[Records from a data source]
----------------------------------------

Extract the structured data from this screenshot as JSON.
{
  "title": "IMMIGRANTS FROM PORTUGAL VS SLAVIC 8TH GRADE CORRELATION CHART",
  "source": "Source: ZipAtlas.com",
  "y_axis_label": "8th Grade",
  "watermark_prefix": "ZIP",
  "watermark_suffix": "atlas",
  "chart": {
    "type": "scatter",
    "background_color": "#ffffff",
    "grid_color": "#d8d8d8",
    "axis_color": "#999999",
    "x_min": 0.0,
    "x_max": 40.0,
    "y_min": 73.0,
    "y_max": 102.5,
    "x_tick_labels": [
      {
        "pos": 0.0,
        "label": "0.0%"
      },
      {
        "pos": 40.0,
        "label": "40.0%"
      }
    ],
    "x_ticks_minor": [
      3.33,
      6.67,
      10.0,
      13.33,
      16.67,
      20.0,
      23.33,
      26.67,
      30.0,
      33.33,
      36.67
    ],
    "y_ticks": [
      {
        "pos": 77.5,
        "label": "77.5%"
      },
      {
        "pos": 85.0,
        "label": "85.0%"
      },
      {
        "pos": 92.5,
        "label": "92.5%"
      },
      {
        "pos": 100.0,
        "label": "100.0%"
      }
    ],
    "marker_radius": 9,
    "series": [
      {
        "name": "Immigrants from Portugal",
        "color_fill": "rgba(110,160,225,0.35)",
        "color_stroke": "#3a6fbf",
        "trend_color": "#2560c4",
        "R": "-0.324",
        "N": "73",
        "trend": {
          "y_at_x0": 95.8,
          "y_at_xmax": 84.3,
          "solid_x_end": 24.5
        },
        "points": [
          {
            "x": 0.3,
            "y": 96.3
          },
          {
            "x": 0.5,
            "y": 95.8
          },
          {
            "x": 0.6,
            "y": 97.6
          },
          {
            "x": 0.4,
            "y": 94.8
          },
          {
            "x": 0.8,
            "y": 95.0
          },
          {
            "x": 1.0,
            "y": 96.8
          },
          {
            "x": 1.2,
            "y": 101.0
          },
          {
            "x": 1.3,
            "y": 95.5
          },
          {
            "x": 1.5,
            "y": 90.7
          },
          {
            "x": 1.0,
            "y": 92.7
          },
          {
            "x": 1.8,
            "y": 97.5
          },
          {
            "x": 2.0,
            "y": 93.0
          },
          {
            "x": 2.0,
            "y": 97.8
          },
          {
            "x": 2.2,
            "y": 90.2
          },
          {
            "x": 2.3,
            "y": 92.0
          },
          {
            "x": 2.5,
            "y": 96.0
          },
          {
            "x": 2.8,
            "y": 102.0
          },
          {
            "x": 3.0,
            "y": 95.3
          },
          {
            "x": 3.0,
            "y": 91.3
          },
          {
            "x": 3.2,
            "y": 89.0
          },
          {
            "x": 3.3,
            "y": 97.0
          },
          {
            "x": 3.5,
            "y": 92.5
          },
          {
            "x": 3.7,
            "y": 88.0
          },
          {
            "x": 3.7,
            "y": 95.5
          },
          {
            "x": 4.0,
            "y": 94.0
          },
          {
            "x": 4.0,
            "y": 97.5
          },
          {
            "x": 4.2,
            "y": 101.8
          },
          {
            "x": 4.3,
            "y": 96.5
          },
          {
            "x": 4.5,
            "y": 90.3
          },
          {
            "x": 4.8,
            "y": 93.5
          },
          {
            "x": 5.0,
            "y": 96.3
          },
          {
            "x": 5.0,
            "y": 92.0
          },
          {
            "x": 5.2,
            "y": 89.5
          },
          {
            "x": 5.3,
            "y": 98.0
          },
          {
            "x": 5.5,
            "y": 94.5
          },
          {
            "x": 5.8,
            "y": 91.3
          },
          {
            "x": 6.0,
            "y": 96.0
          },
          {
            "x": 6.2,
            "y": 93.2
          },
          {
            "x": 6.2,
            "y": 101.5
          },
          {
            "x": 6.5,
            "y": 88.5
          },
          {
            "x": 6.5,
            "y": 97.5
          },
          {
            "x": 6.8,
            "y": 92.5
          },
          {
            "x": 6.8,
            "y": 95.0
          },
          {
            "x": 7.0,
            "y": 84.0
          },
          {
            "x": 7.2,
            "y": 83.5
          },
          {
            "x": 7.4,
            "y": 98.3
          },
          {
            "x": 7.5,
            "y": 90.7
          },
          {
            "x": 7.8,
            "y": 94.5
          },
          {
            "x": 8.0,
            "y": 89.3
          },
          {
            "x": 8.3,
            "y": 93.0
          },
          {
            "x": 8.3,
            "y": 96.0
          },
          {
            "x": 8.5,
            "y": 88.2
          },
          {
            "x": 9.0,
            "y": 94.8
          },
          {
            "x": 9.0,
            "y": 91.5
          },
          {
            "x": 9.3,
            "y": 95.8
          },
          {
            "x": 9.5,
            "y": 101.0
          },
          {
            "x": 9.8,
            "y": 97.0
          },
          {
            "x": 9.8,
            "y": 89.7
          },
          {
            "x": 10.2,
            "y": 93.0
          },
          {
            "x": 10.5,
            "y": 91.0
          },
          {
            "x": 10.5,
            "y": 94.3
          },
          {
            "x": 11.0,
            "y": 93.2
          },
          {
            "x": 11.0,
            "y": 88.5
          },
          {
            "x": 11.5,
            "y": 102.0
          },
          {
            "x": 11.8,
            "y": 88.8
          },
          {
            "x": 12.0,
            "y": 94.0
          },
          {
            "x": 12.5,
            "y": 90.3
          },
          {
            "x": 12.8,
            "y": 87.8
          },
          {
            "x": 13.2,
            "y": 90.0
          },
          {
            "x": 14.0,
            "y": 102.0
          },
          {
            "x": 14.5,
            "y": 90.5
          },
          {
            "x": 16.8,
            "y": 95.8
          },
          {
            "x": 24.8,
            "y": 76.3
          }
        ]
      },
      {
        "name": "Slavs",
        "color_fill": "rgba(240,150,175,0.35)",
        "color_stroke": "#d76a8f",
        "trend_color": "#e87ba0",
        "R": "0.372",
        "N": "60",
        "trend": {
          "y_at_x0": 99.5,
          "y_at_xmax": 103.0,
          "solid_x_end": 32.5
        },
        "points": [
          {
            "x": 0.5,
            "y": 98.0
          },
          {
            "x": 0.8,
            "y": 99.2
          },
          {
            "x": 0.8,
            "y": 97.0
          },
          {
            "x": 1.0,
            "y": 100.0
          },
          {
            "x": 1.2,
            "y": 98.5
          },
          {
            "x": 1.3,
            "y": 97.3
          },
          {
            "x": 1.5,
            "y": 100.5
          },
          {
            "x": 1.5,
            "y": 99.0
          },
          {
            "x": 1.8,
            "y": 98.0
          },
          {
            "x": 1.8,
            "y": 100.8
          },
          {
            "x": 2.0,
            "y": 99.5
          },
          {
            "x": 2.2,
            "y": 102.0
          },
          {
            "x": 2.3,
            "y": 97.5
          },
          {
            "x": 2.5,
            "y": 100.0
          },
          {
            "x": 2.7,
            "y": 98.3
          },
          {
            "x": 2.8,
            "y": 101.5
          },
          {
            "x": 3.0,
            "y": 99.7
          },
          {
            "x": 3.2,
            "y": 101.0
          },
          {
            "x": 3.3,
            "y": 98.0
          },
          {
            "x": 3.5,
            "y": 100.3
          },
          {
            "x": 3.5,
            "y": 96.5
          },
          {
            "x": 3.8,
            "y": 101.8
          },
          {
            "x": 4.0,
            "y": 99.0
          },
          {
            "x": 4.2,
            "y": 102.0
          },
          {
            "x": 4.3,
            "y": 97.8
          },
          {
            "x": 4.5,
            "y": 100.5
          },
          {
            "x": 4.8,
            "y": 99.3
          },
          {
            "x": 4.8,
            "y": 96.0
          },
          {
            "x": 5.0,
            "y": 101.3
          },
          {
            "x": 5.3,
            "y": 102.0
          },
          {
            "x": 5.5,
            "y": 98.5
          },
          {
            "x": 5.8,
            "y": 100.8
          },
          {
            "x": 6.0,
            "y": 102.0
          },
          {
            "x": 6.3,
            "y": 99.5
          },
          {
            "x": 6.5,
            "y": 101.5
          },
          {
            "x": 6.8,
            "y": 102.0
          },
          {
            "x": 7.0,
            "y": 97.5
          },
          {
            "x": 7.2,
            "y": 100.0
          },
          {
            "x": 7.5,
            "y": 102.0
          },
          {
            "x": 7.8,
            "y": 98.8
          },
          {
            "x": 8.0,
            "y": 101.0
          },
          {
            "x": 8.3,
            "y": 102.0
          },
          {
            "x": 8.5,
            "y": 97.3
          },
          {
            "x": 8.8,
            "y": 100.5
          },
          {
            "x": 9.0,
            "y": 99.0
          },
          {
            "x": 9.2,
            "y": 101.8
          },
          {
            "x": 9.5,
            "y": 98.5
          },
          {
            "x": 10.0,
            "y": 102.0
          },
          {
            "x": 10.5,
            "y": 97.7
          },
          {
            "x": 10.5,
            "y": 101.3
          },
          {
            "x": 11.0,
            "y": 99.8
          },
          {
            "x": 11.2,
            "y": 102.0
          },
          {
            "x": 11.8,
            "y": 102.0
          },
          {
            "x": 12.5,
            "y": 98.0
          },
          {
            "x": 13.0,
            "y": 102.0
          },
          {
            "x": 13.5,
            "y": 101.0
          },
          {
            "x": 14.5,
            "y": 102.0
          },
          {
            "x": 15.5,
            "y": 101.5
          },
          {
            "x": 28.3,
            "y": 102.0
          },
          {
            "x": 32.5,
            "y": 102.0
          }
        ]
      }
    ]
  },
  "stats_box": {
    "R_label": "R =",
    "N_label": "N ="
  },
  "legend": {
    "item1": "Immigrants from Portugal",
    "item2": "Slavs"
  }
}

----------------------------------------

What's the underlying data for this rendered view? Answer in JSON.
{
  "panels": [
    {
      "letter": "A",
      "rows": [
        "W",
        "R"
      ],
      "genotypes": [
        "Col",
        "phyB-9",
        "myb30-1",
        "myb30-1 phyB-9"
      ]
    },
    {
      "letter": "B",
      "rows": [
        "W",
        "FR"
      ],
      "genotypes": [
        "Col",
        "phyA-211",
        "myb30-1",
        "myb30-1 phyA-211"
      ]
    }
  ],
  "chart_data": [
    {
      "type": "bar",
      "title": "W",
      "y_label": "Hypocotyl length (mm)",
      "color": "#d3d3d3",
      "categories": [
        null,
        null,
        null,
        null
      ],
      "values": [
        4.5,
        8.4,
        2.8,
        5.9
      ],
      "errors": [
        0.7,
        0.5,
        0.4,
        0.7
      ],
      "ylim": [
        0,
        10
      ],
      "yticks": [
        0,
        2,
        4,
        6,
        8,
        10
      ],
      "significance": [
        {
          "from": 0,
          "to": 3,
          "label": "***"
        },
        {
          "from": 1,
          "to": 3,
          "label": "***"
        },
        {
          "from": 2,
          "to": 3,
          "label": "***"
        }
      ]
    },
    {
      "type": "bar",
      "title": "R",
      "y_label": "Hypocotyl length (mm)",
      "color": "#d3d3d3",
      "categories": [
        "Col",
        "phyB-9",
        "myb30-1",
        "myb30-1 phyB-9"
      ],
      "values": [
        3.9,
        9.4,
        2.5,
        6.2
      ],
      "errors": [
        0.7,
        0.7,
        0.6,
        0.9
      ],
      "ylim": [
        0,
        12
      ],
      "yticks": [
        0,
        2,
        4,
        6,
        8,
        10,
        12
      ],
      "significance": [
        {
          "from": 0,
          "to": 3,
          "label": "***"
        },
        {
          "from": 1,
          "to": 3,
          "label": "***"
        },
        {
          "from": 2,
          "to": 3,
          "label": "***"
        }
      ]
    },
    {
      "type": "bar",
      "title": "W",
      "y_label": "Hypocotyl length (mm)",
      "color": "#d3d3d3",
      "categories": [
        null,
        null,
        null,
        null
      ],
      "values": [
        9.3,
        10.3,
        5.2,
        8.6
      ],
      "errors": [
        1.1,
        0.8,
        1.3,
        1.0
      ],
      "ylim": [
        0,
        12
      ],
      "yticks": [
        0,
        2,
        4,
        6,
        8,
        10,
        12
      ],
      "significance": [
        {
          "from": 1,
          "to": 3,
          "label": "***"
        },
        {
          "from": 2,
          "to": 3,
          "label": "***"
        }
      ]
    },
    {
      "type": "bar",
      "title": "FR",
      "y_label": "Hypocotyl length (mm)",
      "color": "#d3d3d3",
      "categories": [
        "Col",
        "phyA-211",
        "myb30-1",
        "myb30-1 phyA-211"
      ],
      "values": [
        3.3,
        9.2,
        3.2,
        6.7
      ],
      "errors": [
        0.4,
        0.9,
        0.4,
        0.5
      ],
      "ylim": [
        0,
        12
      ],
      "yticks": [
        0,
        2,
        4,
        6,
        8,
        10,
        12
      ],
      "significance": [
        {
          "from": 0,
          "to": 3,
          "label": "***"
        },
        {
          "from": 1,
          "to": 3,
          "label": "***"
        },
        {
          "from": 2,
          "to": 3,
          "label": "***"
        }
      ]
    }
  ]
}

----------------------------------------

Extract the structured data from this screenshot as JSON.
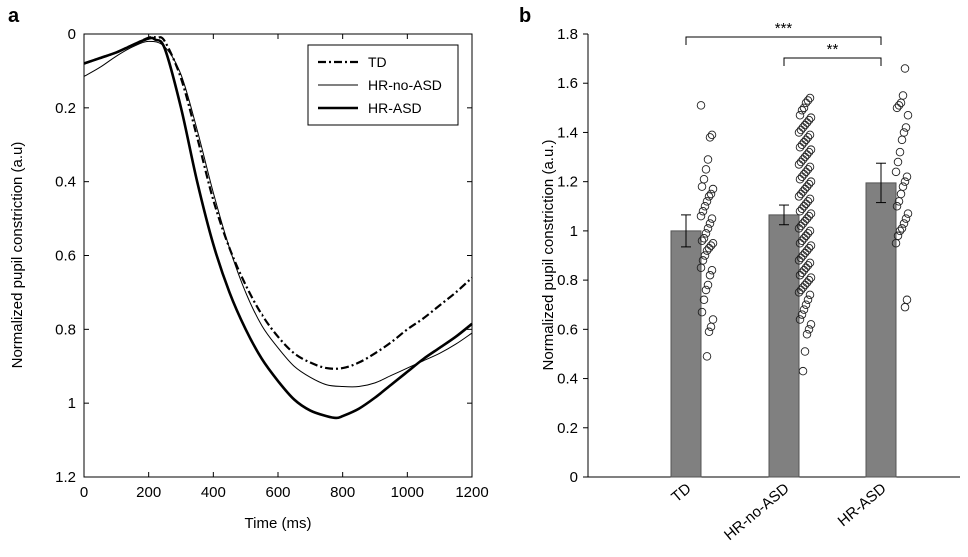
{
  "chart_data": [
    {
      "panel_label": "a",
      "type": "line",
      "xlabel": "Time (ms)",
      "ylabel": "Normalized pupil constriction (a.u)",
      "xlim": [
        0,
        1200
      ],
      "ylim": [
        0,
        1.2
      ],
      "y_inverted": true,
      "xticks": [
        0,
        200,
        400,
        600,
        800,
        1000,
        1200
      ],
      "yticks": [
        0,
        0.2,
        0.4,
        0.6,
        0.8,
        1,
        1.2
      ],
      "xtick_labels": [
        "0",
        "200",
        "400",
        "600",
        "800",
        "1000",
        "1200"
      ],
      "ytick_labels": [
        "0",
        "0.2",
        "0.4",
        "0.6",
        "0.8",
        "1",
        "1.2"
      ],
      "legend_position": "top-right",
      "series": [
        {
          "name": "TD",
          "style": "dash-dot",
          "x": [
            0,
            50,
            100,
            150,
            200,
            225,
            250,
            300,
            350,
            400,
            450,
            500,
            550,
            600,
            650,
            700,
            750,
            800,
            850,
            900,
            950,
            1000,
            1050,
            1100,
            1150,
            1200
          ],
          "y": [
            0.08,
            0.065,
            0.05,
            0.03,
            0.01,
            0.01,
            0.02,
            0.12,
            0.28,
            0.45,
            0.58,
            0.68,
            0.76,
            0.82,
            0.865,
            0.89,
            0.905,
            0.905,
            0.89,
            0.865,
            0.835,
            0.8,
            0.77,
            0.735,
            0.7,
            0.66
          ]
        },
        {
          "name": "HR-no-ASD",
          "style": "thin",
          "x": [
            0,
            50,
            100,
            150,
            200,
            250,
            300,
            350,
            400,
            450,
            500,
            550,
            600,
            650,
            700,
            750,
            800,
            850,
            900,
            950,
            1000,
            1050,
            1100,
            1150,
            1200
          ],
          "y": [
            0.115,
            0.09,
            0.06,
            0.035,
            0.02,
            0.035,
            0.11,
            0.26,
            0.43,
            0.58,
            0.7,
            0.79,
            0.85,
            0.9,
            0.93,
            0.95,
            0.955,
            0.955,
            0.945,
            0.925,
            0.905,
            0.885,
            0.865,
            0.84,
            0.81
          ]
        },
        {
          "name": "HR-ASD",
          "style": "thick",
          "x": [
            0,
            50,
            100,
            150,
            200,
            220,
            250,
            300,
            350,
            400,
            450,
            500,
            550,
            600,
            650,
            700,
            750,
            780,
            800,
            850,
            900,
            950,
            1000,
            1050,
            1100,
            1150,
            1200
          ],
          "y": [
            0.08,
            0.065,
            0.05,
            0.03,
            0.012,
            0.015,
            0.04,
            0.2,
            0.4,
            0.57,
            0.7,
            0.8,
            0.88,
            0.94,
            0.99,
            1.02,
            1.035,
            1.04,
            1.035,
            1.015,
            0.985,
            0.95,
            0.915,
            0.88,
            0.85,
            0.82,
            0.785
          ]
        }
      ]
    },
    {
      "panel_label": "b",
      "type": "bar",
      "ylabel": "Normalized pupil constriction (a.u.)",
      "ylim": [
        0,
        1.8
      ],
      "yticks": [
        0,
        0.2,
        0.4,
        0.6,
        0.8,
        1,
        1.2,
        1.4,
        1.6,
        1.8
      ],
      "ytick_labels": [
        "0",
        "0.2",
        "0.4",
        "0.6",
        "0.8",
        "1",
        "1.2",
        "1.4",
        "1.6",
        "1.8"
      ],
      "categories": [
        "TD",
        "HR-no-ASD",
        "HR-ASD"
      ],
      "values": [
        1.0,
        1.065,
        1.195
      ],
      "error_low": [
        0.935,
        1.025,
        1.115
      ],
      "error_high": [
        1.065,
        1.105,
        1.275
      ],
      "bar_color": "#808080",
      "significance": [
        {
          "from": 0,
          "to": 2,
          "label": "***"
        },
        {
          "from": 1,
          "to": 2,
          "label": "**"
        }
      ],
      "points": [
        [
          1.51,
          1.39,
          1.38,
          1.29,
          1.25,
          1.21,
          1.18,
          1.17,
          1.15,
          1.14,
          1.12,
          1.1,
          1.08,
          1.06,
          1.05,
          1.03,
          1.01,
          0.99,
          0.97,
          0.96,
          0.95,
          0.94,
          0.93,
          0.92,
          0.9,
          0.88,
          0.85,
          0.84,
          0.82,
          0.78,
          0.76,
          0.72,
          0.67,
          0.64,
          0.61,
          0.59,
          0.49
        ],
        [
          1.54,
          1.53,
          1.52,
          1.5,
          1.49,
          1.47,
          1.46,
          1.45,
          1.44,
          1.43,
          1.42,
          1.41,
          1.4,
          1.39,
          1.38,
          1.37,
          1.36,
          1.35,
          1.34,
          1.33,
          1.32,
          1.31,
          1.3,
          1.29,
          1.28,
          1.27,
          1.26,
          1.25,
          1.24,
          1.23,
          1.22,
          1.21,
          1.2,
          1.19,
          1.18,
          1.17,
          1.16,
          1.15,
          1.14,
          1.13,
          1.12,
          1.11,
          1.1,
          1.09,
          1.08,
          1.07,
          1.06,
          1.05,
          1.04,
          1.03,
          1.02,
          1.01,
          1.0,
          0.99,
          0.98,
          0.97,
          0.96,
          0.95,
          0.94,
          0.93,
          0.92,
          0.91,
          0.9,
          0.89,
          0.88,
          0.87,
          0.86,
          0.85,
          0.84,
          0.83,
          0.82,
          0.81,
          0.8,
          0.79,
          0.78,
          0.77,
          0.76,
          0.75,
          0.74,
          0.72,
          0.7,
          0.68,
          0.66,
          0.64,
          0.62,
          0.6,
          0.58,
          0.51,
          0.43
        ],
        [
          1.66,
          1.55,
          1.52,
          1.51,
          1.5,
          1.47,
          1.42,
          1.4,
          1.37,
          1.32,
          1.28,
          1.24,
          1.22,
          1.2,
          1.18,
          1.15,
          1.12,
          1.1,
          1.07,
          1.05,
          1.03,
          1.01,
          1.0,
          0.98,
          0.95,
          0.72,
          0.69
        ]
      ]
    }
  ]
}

----------------------------------------

§ **To do**
In the records above, how many lines hold the string "constriction"? Reply with only the number.

§ **Solution below**
2